Répondez à ces questions d'après le passage sur Ainadamar :
1. Quel rôle Ekaterina Gubanova tiendra-t-elle dès demain, et dans quel ouvrage ?
2. En quelle année Ainadamar a-t-il été composé ?
3. Que l'orchestre apprivoise-t-il ce soir ?

» PASSAGE FOURNI:
__________

Ekaterina Gubanova (qui sera Jocaste dès demain pour Œdipe) se saisit d'une rareté fascinante pour le répertoire de la maison et pour sa propre voix : “Mariana, tus ojos” extrait d'Ainadamar composé par Osvaldo Golijov et relatant l'amour du poète espagnol Federico García Lorca pour sa muse Margarita Xirgu. Ce choix vient lui aussi réunir des axes esthétiques forts qui se veulent à l'image du mandat Dudamel, entre les pays et les traditions : composé en 2003 par un argentin sur un texte espagnol d'un librettiste américain, Ainadamar reprend la tradition des rôles en travesti (comme Chérubin) pour faire chanter García Lorca par une mezzo. Ekaterina Gubanova creuse donc un grave, qui n'est certes pas très marqué ni contouré, mais qui offre une amplitude de souffle en connexion avec l'orchestre (qui apprivoise, ce soir, solo jazz de contrebasse, congas et trompettes wa-wa) et se déploie vers un aigu vibrant. Marie-Andrée Bouchard-Lesieur qui lui donne la réplique, confirme -si besoin était- son changement de statut, d'académicienne à soliste en déployant la richesse de sa voix complète, dans deux interventions qui paraissent trop courtes.

__________

» DONNÉES ENREGISTRÉES:
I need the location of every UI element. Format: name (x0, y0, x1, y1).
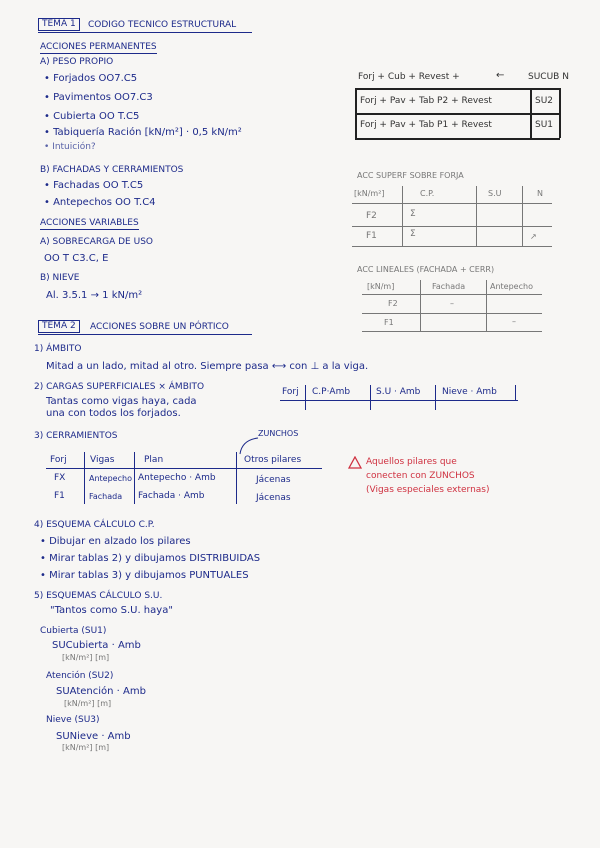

__________

» CORRIGÉ:
1. Jocaste, dans Œdipe.
2. En 2003.
3. Un solo jazz de contrebasse, des congas et des trompettes wa-wa.